## EXERCISE AIM
Answer these questions from the abstract on mitochondrial metabolism in breast cancer, numbering each answer to match its question.
1. Which malignant breast tumor type did the study examine?
2. Which mitochondrial complex showed unchanged protein expression in all groups?
3. In which tissue and group was mitochondrial β-oxidation increased?

Mitochondrial metabolism in breast cancer and cancer-associated adipose tissue

Abstract

The metabolic profile of cancer is fraught with controversy, together with the mitochondrial metabolism in the context of cancer progression. Consequently, we examined the mitochondrial metabolism in tumor tissue and cancer-associated adipose tissue (CAAT) from normal-weight and obese premenopausal women with malignant (invasive ductal carcinoma) and benign (fibroadenoma) breast tumors. Mitochondrial copy number (MCN) is decreased in malignant tumor tissue compared to benign controls in both normal-weight and obese women, while in women with benign tumors, MCN is also decreased in obese women. In CAAT, MCN is reduced only in obese women with malignant tumors compared to normal-weight women, with the same trend of MCN decrease in women with benign tumors. Consistent with these findings, the same changes are found in PGC-1α at the level of protein expression. Further, the protein expression of complexes II, III, IV, and ATP synthase is mostly increased in malignant tumor tissue and CAAT, independently of obesity, while the protein expression of complex I in all groups remains unchanged. The protein expression of pyruvate dehydrogenase and citrate synthase is notably reduced in malignant tumor tissue regardless of obesity, but in CAAT, the opposite changes are detected. Moreover, peroxisomal β-oxidation of fatty acids is increased in malignant tumor tissue and CAAT, independently of obesity. In contrast, mitochondrial β-oxidation is increased only in malignant tumor tissue of obese women. Hence, these results indicate a sophisticated organization of metabolism in mitochondria, and cooperation between tumor tissue and CAAT, with the particular influence of obesity on breast cancer progression.

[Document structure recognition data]
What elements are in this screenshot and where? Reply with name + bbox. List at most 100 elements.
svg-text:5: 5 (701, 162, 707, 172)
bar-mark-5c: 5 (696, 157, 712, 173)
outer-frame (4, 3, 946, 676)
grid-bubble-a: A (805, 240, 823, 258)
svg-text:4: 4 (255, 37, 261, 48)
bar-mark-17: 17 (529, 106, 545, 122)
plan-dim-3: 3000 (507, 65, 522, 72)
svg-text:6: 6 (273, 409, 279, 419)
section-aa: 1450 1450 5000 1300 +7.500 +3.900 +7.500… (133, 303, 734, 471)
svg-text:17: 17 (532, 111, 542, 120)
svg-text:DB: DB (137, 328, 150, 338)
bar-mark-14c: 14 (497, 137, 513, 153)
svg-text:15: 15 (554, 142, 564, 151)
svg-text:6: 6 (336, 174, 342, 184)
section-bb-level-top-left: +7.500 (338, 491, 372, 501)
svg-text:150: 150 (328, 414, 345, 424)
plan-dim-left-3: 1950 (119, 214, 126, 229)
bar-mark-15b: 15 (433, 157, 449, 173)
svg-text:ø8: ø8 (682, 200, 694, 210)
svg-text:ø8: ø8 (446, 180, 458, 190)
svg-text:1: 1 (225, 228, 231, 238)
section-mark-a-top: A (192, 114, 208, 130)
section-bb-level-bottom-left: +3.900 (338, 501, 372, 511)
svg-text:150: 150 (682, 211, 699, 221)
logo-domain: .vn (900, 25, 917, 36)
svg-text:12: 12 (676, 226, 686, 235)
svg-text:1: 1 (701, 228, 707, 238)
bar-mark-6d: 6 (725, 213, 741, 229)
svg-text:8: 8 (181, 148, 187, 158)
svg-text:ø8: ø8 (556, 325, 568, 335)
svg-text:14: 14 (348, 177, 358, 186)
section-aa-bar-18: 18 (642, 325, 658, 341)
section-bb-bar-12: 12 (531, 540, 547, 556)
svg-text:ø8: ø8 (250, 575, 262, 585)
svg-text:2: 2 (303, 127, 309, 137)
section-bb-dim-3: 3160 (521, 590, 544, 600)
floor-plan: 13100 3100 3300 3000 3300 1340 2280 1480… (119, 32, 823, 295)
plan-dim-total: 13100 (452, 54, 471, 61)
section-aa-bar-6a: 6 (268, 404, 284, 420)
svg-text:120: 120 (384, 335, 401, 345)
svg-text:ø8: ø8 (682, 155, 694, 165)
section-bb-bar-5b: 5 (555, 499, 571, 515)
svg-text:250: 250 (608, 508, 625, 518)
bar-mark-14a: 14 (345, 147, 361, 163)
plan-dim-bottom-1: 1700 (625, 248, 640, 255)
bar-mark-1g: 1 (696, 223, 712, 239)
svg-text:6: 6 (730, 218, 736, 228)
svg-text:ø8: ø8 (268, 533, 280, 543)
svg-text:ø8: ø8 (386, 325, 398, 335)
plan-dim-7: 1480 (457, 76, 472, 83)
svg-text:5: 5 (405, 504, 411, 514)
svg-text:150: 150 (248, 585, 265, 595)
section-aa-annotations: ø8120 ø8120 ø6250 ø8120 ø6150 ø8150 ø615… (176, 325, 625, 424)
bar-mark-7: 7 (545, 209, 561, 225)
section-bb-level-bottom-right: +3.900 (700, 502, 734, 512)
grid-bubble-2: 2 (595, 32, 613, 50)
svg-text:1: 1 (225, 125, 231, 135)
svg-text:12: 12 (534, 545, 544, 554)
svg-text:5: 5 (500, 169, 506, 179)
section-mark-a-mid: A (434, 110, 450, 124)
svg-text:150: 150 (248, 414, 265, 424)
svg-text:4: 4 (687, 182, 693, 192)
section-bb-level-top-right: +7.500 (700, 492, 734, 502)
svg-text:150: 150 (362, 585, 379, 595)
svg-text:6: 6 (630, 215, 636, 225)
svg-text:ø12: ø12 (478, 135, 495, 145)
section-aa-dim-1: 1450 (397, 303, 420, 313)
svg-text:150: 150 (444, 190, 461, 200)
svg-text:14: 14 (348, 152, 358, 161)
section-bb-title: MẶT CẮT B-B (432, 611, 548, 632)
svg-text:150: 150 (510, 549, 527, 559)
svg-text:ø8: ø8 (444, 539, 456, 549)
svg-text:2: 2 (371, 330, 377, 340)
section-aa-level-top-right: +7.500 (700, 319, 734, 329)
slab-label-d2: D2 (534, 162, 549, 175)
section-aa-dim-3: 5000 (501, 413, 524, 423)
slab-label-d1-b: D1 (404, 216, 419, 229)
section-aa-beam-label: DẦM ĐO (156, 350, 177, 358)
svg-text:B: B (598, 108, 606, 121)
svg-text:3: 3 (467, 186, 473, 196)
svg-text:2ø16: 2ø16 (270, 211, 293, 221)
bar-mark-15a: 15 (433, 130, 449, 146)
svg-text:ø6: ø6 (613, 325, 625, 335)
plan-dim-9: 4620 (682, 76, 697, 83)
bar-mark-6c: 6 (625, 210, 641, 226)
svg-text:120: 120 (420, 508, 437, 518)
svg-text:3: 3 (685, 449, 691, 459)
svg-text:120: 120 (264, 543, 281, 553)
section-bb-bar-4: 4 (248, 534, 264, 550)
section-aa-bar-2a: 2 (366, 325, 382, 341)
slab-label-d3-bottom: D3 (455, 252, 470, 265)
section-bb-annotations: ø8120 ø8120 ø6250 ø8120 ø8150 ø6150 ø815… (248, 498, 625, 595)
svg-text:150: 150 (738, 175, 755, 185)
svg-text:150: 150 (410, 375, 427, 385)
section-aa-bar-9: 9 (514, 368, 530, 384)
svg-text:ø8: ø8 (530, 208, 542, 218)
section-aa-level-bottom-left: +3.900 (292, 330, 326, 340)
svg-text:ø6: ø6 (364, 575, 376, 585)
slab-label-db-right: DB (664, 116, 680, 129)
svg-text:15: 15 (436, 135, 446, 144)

## SOLUTION TO THIS PROBLEM
1. Invasive ductal carcinoma
2. Complex I
3. Malignant tumor tissue of obese women